— start TASK INPUTS —

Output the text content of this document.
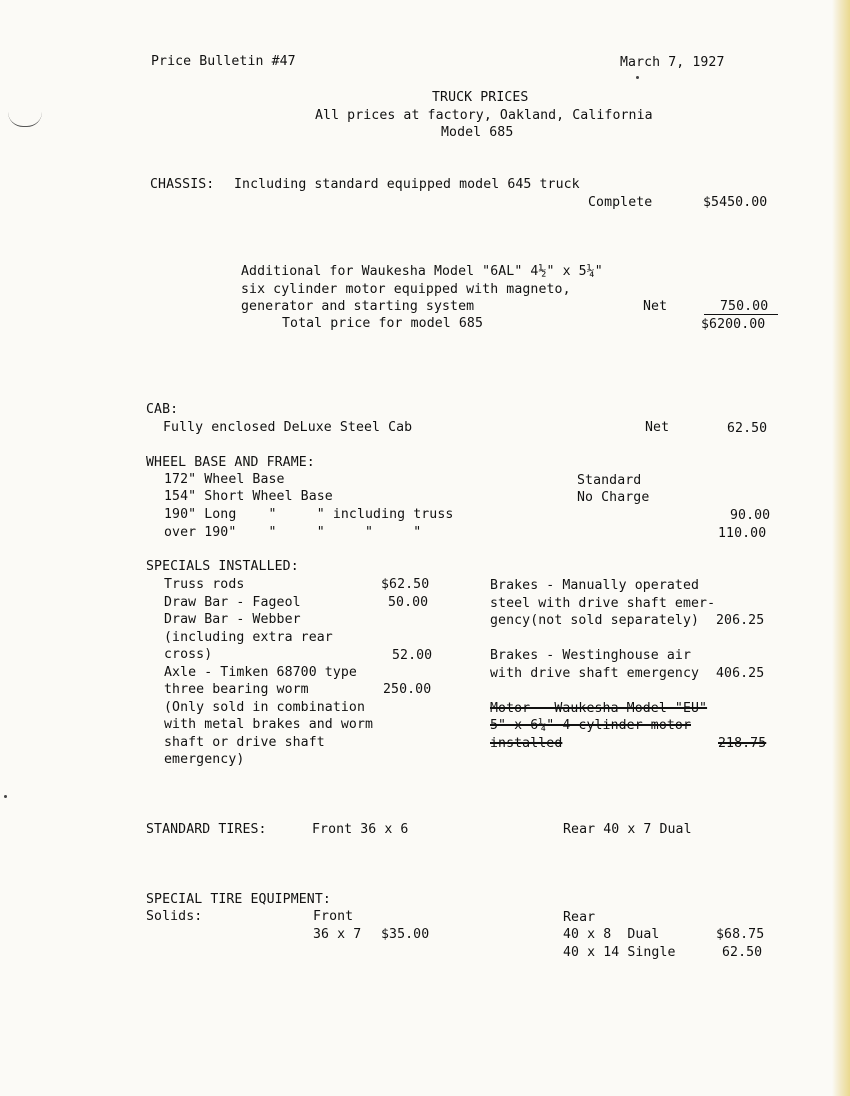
Price Bulletin #47	March 7, 1927
TRUCK PRICES
All prices at factory, Oakland, California
Model 685
CHASSIS: Including standard equipped model 645 truck
Complete	$5450.00
Additional for Waukesha Model "6AL" 4½" x 5¼"
six cylinder motor equipped with magneto,
generator and starting system	Net	750.00
Total price for model 685	$6200.00
CAB:
Fully enclosed DeLuxe Steel Cab	Net	62.50
WHEEL BASE AND FRAME:
172" Wheel Base	Standard
154" Short Wheel Base	No Charge
190" Long    "     " including truss	90.00
over 190"    "     "     "     "	110.00
SPECIALS INSTALLED:
Truss rods	$62.50
Draw Bar - Fageol	50.00
Draw Bar - Webber
(including extra rear
cross)	52.00
Axle - Timken 68700 type
three bearing worm	250.00
(Only sold in combination
with metal brakes and worm
shaft or drive shaft
emergency)
Brakes - Manually operated
steel with drive shaft emer-
gency(not sold separately) 206.25
Brakes - Westinghouse air
with drive shaft emergency 406.25
Motor - Waukesha Model "EU"
5" x 6¼" 4 cylinder motor
installed	218.75
STANDARD TIRES:	Front 36 x 6	Rear 40 x 7 Dual
SPECIAL TIRE EQUIPMENT:
Solids:	Front	Rear
36 x 7 $35.00	40 x 8  Dual	$68.75
40 x 14 Single	62.50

— end TASK INPUTS —

=== TASK STATEMENT ===
Copy every record character for character. Skip the pictures.

=== WRITTEN RESPONSE ===
Output the text content of this document.
Price Bulletin #47	March 7, 1927
TRUCK PRICES
All prices at factory, Oakland, California
Model 685
CHASSIS: Including standard equipped model 645 truck
Complete	$5450.00
Additional for Waukesha Model "6AL" 4½" x 5¼"
six cylinder motor equipped with magneto,
generator and starting system	Net	750.00
Total price for model 685	$6200.00
CAB:
Fully enclosed DeLuxe Steel Cab	Net	62.50
WHEEL BASE AND FRAME:
172" Wheel Base	Standard
154" Short Wheel Base	No Charge
190" Long    "     " including truss	90.00
over 190"    "     "     "     "	110.00
SPECIALS INSTALLED:
Truss rods	$62.50
Draw Bar - Fageol	50.00
Draw Bar - Webber
(including extra rear
cross)	52.00
Axle - Timken 68700 type
three bearing worm	250.00
(Only sold in combination
with metal brakes and worm
shaft or drive shaft
emergency)
Brakes - Manually operated
steel with drive shaft emer-
gency(not sold separately) 206.25
Brakes - Westinghouse air
with drive shaft emergency 406.25
Motor - Waukesha Model "EU"
5" x 6¼" 4 cylinder motor
installed	218.75
STANDARD TIRES:	Front 36 x 6	Rear 40 x 7 Dual
SPECIAL TIRE EQUIPMENT:
Solids:	Front	Rear
36 x 7 $35.00	40 x 8  Dual	$68.75
40 x 14 Single	62.50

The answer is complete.